• [Dataset items]:
[Start]

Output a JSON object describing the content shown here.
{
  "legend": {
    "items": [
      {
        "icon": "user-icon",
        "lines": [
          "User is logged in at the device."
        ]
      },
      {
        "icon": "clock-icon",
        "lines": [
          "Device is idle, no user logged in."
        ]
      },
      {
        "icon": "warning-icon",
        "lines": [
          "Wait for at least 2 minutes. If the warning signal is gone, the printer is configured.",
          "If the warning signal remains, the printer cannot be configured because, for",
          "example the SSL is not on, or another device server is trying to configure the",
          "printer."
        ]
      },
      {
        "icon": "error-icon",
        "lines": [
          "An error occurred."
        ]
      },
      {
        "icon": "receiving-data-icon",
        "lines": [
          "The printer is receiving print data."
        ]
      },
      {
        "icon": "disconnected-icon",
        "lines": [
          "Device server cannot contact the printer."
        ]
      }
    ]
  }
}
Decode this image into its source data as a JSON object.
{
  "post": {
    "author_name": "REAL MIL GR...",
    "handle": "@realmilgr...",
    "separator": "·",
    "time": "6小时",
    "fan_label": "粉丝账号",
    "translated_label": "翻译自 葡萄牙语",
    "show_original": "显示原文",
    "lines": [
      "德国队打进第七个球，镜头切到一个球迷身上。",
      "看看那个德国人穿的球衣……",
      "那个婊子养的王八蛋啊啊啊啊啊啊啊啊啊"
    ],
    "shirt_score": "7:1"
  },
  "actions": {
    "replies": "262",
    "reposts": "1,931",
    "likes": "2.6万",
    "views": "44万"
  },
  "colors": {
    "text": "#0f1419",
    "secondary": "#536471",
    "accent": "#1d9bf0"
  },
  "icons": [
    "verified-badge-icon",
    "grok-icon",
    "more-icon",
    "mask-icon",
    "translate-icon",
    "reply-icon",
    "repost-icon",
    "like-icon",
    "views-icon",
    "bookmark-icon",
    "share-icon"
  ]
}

[End]

• [INSTRUCTIONS TO FOLLOW]: Find the line that contains "Decode this image". Repeat it and every line after it, exactly as written, up to and including the last line of the records above.

• [SOLUTION TO THIS PROBLEM]:
Decode this image into its source data as a JSON object.
{
  "post": {
    "author_name": "REAL MIL GR...",
    "handle": "@realmilgr...",
    "separator": "·",
    "time": "6小时",
    "fan_label": "粉丝账号",
    "translated_label": "翻译自 葡萄牙语",
    "show_original": "显示原文",
    "lines": [
      "德国队打进第七个球，镜头切到一个球迷身上。",
      "看看那个德国人穿的球衣……",
      "那个婊子养的王八蛋啊啊啊啊啊啊啊啊啊"
    ],
    "shirt_score": "7:1"
  },
  "actions": {
    "replies": "262",
    "reposts": "1,931",
    "likes": "2.6万",
    "views": "44万"
  },
  "colors": {
    "text": "#0f1419",
    "secondary": "#536471",
    "accent": "#1d9bf0"
  },
  "icons": [
    "verified-badge-icon",
    "grok-icon",
    "more-icon",
    "mask-icon",
    "translate-icon",
    "reply-icon",
    "repost-icon",
    "like-icon",
    "views-icon",
    "bookmark-icon",
    "share-icon"
  ]
}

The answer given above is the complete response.